[Structured figure records]
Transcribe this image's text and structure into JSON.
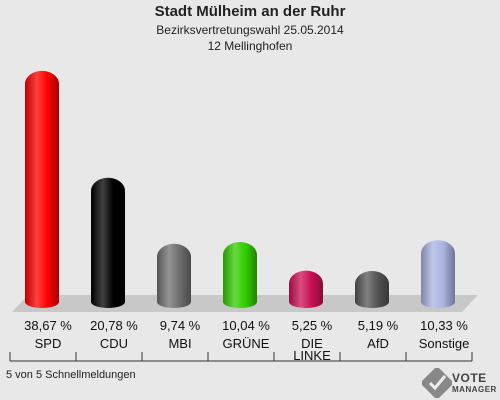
{
  "header": {
    "title": "Stadt Mülheim an der Ruhr",
    "subtitle": "Bezirksvertretungswahl 25.05.2014",
    "district": "12 Mellinghofen"
  },
  "footer": {
    "text": "5 von 5 Schnellmeldungen"
  },
  "logo": {
    "line1": "VOTE",
    "line2": "MANAGER"
  },
  "chart_data": {
    "type": "bar",
    "title": "Stadt Mülheim an der Ruhr",
    "categories": [
      "SPD",
      "CDU",
      "MBI",
      "GRÜNE",
      "DIE LINKE",
      "AfD",
      "Sonstige"
    ],
    "category_lines": [
      [
        "SPD"
      ],
      [
        "CDU"
      ],
      [
        "MBI"
      ],
      [
        "GRÜNE"
      ],
      [
        "DIE",
        "LINKE"
      ],
      [
        "AfD"
      ],
      [
        "Sonstige"
      ]
    ],
    "values": [
      38.67,
      20.78,
      9.74,
      10.04,
      5.25,
      5.19,
      10.33
    ],
    "value_labels": [
      "38,67 %",
      "20,78 %",
      "9,74 %",
      "10,04 %",
      "5,25 %",
      "5,19 %",
      "10,33 %"
    ],
    "colors": [
      "#ff0000",
      "#000000",
      "#707070",
      "#33cc00",
      "#cc1155",
      "#555555",
      "#aab4e0"
    ],
    "ylim": [
      0,
      40
    ],
    "grid": false,
    "legend": "none"
  }
}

→ Stated task:
Using the data above, print every line exactly, omitting pictures.

→ In response:
Transcribe this image's text and structure into JSON.
{
  "header": {
    "title": "Stadt Mülheim an der Ruhr",
    "subtitle": "Bezirksvertretungswahl 25.05.2014",
    "district": "12 Mellinghofen"
  },
  "footer": {
    "text": "5 von 5 Schnellmeldungen"
  },
  "logo": {
    "line1": "VOTE",
    "line2": "MANAGER"
  },
  "chart_data": {
    "type": "bar",
    "title": "Stadt Mülheim an der Ruhr",
    "categories": [
      "SPD",
      "CDU",
      "MBI",
      "GRÜNE",
      "DIE LINKE",
      "AfD",
      "Sonstige"
    ],
    "category_lines": [
      [
        "SPD"
      ],
      [
        "CDU"
      ],
      [
        "MBI"
      ],
      [
        "GRÜNE"
      ],
      [
        "DIE",
        "LINKE"
      ],
      [
        "AfD"
      ],
      [
        "Sonstige"
      ]
    ],
    "values": [
      38.67,
      20.78,
      9.74,
      10.04,
      5.25,
      5.19,
      10.33
    ],
    "value_labels": [
      "38,67 %",
      "20,78 %",
      "9,74 %",
      "10,04 %",
      "5,25 %",
      "5,19 %",
      "10,33 %"
    ],
    "colors": [
      "#ff0000",
      "#000000",
      "#707070",
      "#33cc00",
      "#cc1155",
      "#555555",
      "#aab4e0"
    ],
    "ylim": [
      0,
      40
    ],
    "grid": false,
    "legend": "none"
  }
}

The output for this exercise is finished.